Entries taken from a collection
★ ★ ★

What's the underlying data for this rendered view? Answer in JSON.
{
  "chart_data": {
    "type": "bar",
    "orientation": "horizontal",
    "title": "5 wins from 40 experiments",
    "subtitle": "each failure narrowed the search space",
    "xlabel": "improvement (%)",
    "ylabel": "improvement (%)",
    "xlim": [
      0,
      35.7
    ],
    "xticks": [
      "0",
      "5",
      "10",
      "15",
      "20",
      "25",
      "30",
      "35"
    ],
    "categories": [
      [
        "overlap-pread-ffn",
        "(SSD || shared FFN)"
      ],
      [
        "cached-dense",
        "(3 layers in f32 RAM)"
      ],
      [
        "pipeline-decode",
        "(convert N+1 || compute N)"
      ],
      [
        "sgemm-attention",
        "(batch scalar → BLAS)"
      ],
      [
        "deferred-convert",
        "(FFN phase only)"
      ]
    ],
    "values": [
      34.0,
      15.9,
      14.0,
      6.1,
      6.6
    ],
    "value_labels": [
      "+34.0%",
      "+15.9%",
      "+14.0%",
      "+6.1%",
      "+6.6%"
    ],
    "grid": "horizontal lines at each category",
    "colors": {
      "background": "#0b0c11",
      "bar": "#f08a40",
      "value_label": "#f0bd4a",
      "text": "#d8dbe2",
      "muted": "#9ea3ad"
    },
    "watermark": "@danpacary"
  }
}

★ ★ ★

> _Task objective_: Retype the entries exactly, including every line.

> _Finished answer_:
What's the underlying data for this rendered view? Answer in JSON.
{
  "chart_data": {
    "type": "bar",
    "orientation": "horizontal",
    "title": "5 wins from 40 experiments",
    "subtitle": "each failure narrowed the search space",
    "xlabel": "improvement (%)",
    "ylabel": "improvement (%)",
    "xlim": [
      0,
      35.7
    ],
    "xticks": [
      "0",
      "5",
      "10",
      "15",
      "20",
      "25",
      "30",
      "35"
    ],
    "categories": [
      [
        "overlap-pread-ffn",
        "(SSD || shared FFN)"
      ],
      [
        "cached-dense",
        "(3 layers in f32 RAM)"
      ],
      [
        "pipeline-decode",
        "(convert N+1 || compute N)"
      ],
      [
        "sgemm-attention",
        "(batch scalar → BLAS)"
      ],
      [
        "deferred-convert",
        "(FFN phase only)"
      ]
    ],
    "values": [
      34.0,
      15.9,
      14.0,
      6.1,
      6.6
    ],
    "value_labels": [
      "+34.0%",
      "+15.9%",
      "+14.0%",
      "+6.1%",
      "+6.6%"
    ],
    "grid": "horizontal lines at each category",
    "colors": {
      "background": "#0b0c11",
      "bar": "#f08a40",
      "value_label": "#f0bd4a",
      "text": "#d8dbe2",
      "muted": "#9ea3ad"
    },
    "watermark": "@danpacary"
  }
}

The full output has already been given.